- Given instruction: Below is a listing; write it out exactly and drop any images from it.

Records excerpted from a collection
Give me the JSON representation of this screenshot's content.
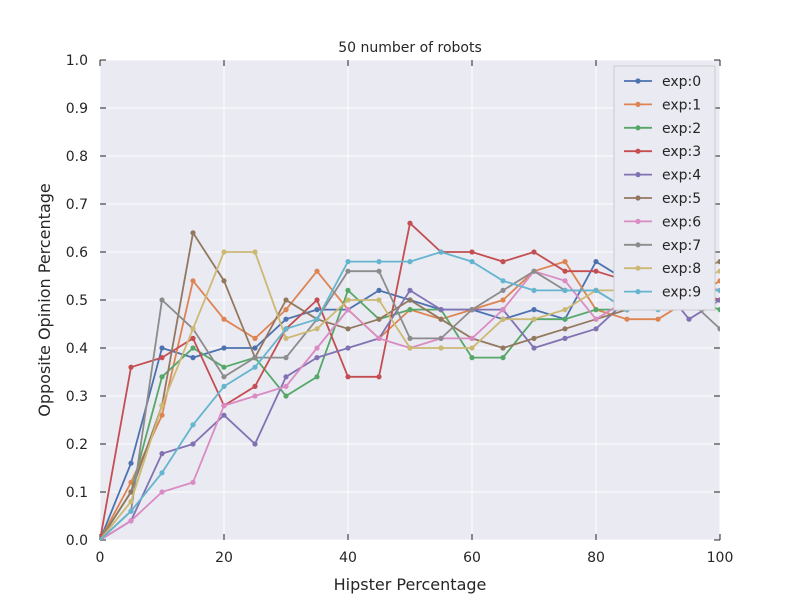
{
  "chart_data": {
    "type": "line",
    "title": "50 number of robots",
    "xlabel": "Hipster Percentage",
    "ylabel": "Opposite Opinion Percentage",
    "xlim": [
      0,
      100
    ],
    "ylim": [
      0,
      1.0
    ],
    "xticks": [
      0,
      20,
      40,
      60,
      80,
      100
    ],
    "xtick_labels": [
      "0",
      "20",
      "40",
      "60",
      "80",
      "100"
    ],
    "yticks": [
      0,
      0.1,
      0.2,
      0.3,
      0.4,
      0.5,
      0.6,
      0.7,
      0.8,
      0.9,
      1.0
    ],
    "ytick_labels": [
      "0.0",
      "0.1",
      "0.2",
      "0.3",
      "0.4",
      "0.5",
      "0.6",
      "0.7",
      "0.8",
      "0.9",
      "1.0"
    ],
    "grid": true,
    "legend_position": "top-right",
    "x": [
      0,
      5,
      10,
      15,
      20,
      25,
      30,
      35,
      40,
      45,
      50,
      55,
      60,
      65,
      70,
      75,
      80,
      85,
      90,
      95,
      100
    ],
    "series": [
      {
        "name": "exp:0",
        "color": "#4c72b0",
        "values": [
          0.0,
          0.16,
          0.4,
          0.38,
          0.4,
          0.4,
          0.46,
          0.48,
          0.48,
          0.52,
          0.5,
          0.48,
          0.48,
          0.46,
          0.48,
          0.46,
          0.58,
          0.54,
          0.52,
          0.5,
          0.5
        ]
      },
      {
        "name": "exp:1",
        "color": "#dd8452",
        "values": [
          0.0,
          0.12,
          0.26,
          0.54,
          0.46,
          0.42,
          0.48,
          0.56,
          0.48,
          0.42,
          0.48,
          0.46,
          0.48,
          0.5,
          0.56,
          0.58,
          0.48,
          0.46,
          0.46,
          0.5,
          0.54
        ]
      },
      {
        "name": "exp:2",
        "color": "#55a868",
        "values": [
          0.0,
          0.1,
          0.34,
          0.4,
          0.36,
          0.38,
          0.3,
          0.34,
          0.52,
          0.46,
          0.48,
          0.48,
          0.38,
          0.38,
          0.46,
          0.46,
          0.48,
          0.48,
          0.52,
          0.5,
          0.48
        ]
      },
      {
        "name": "exp:3",
        "color": "#c44e52",
        "values": [
          0.0,
          0.36,
          0.38,
          0.42,
          0.28,
          0.32,
          0.44,
          0.5,
          0.34,
          0.34,
          0.66,
          0.6,
          0.6,
          0.58,
          0.6,
          0.56,
          0.56,
          0.54,
          0.56,
          0.52,
          0.5
        ]
      },
      {
        "name": "exp:4",
        "color": "#8172b2",
        "values": [
          0.0,
          0.04,
          0.18,
          0.2,
          0.26,
          0.2,
          0.34,
          0.38,
          0.4,
          0.42,
          0.52,
          0.48,
          0.48,
          0.48,
          0.4,
          0.42,
          0.44,
          0.5,
          0.54,
          0.46,
          0.5
        ]
      },
      {
        "name": "exp:5",
        "color": "#937860",
        "values": [
          0.0,
          0.1,
          0.28,
          0.64,
          0.54,
          0.38,
          0.5,
          0.46,
          0.44,
          0.46,
          0.5,
          0.46,
          0.42,
          0.4,
          0.42,
          0.44,
          0.46,
          0.48,
          0.52,
          0.56,
          0.58
        ]
      },
      {
        "name": "exp:6",
        "color": "#da8bc3",
        "values": [
          0.0,
          0.04,
          0.1,
          0.12,
          0.28,
          0.3,
          0.32,
          0.4,
          0.48,
          0.42,
          0.4,
          0.42,
          0.42,
          0.48,
          0.56,
          0.54,
          0.46,
          0.5,
          0.52,
          0.54,
          0.52
        ]
      },
      {
        "name": "exp:7",
        "color": "#8c8c8c",
        "values": [
          0.0,
          0.06,
          0.5,
          0.44,
          0.34,
          0.38,
          0.38,
          0.46,
          0.56,
          0.56,
          0.42,
          0.42,
          0.48,
          0.52,
          0.56,
          0.52,
          0.52,
          0.48,
          0.5,
          0.5,
          0.44
        ]
      },
      {
        "name": "exp:8",
        "color": "#ccb974",
        "values": [
          0.0,
          0.08,
          0.28,
          0.44,
          0.6,
          0.6,
          0.42,
          0.44,
          0.5,
          0.5,
          0.4,
          0.4,
          0.4,
          0.46,
          0.46,
          0.48,
          0.52,
          0.52,
          0.56,
          0.54,
          0.56
        ]
      },
      {
        "name": "exp:9",
        "color": "#64b5cd",
        "values": [
          0.0,
          0.06,
          0.14,
          0.24,
          0.32,
          0.36,
          0.44,
          0.46,
          0.58,
          0.58,
          0.58,
          0.6,
          0.58,
          0.54,
          0.52,
          0.52,
          0.52,
          0.48,
          0.48,
          0.52,
          0.52
        ]
      }
    ]
  },
  "style": {
    "plot_background": "#eaeaf2",
    "grid_color": "#ffffff",
    "text_color": "#262626",
    "legend_border": "#cccccc"
  }
}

- Solution to this problem:
Give me the JSON representation of this screenshot's content.
{
  "chart_data": {
    "type": "line",
    "title": "50 number of robots",
    "xlabel": "Hipster Percentage",
    "ylabel": "Opposite Opinion Percentage",
    "xlim": [
      0,
      100
    ],
    "ylim": [
      0,
      1.0
    ],
    "xticks": [
      0,
      20,
      40,
      60,
      80,
      100
    ],
    "xtick_labels": [
      "0",
      "20",
      "40",
      "60",
      "80",
      "100"
    ],
    "yticks": [
      0,
      0.1,
      0.2,
      0.3,
      0.4,
      0.5,
      0.6,
      0.7,
      0.8,
      0.9,
      1.0
    ],
    "ytick_labels": [
      "0.0",
      "0.1",
      "0.2",
      "0.3",
      "0.4",
      "0.5",
      "0.6",
      "0.7",
      "0.8",
      "0.9",
      "1.0"
    ],
    "grid": true,
    "legend_position": "top-right",
    "x": [
      0,
      5,
      10,
      15,
      20,
      25,
      30,
      35,
      40,
      45,
      50,
      55,
      60,
      65,
      70,
      75,
      80,
      85,
      90,
      95,
      100
    ],
    "series": [
      {
        "name": "exp:0",
        "color": "#4c72b0",
        "values": [
          0.0,
          0.16,
          0.4,
          0.38,
          0.4,
          0.4,
          0.46,
          0.48,
          0.48,
          0.52,
          0.5,
          0.48,
          0.48,
          0.46,
          0.48,
          0.46,
          0.58,
          0.54,
          0.52,
          0.5,
          0.5
        ]
      },
      {
        "name": "exp:1",
        "color": "#dd8452",
        "values": [
          0.0,
          0.12,
          0.26,
          0.54,
          0.46,
          0.42,
          0.48,
          0.56,
          0.48,
          0.42,
          0.48,
          0.46,
          0.48,
          0.5,
          0.56,
          0.58,
          0.48,
          0.46,
          0.46,
          0.5,
          0.54
        ]
      },
      {
        "name": "exp:2",
        "color": "#55a868",
        "values": [
          0.0,
          0.1,
          0.34,
          0.4,
          0.36,
          0.38,
          0.3,
          0.34,
          0.52,
          0.46,
          0.48,
          0.48,
          0.38,
          0.38,
          0.46,
          0.46,
          0.48,
          0.48,
          0.52,
          0.5,
          0.48
        ]
      },
      {
        "name": "exp:3",
        "color": "#c44e52",
        "values": [
          0.0,
          0.36,
          0.38,
          0.42,
          0.28,
          0.32,
          0.44,
          0.5,
          0.34,
          0.34,
          0.66,
          0.6,
          0.6,
          0.58,
          0.6,
          0.56,
          0.56,
          0.54,
          0.56,
          0.52,
          0.5
        ]
      },
      {
        "name": "exp:4",
        "color": "#8172b2",
        "values": [
          0.0,
          0.04,
          0.18,
          0.2,
          0.26,
          0.2,
          0.34,
          0.38,
          0.4,
          0.42,
          0.52,
          0.48,
          0.48,
          0.48,
          0.4,
          0.42,
          0.44,
          0.5,
          0.54,
          0.46,
          0.5
        ]
      },
      {
        "name": "exp:5",
        "color": "#937860",
        "values": [
          0.0,
          0.1,
          0.28,
          0.64,
          0.54,
          0.38,
          0.5,
          0.46,
          0.44,
          0.46,
          0.5,
          0.46,
          0.42,
          0.4,
          0.42,
          0.44,
          0.46,
          0.48,
          0.52,
          0.56,
          0.58
        ]
      },
      {
        "name": "exp:6",
        "color": "#da8bc3",
        "values": [
          0.0,
          0.04,
          0.1,
          0.12,
          0.28,
          0.3,
          0.32,
          0.4,
          0.48,
          0.42,
          0.4,
          0.42,
          0.42,
          0.48,
          0.56,
          0.54,
          0.46,
          0.5,
          0.52,
          0.54,
          0.52
        ]
      },
      {
        "name": "exp:7",
        "color": "#8c8c8c",
        "values": [
          0.0,
          0.06,
          0.5,
          0.44,
          0.34,
          0.38,
          0.38,
          0.46,
          0.56,
          0.56,
          0.42,
          0.42,
          0.48,
          0.52,
          0.56,
          0.52,
          0.52,
          0.48,
          0.5,
          0.5,
          0.44
        ]
      },
      {
        "name": "exp:8",
        "color": "#ccb974",
        "values": [
          0.0,
          0.08,
          0.28,
          0.44,
          0.6,
          0.6,
          0.42,
          0.44,
          0.5,
          0.5,
          0.4,
          0.4,
          0.4,
          0.46,
          0.46,
          0.48,
          0.52,
          0.52,
          0.56,
          0.54,
          0.56
        ]
      },
      {
        "name": "exp:9",
        "color": "#64b5cd",
        "values": [
          0.0,
          0.06,
          0.14,
          0.24,
          0.32,
          0.36,
          0.44,
          0.46,
          0.58,
          0.58,
          0.58,
          0.6,
          0.58,
          0.54,
          0.52,
          0.52,
          0.52,
          0.48,
          0.48,
          0.52,
          0.52
        ]
      }
    ]
  },
  "style": {
    "plot_background": "#eaeaf2",
    "grid_color": "#ffffff",
    "text_color": "#262626",
    "legend_border": "#cccccc"
  }
}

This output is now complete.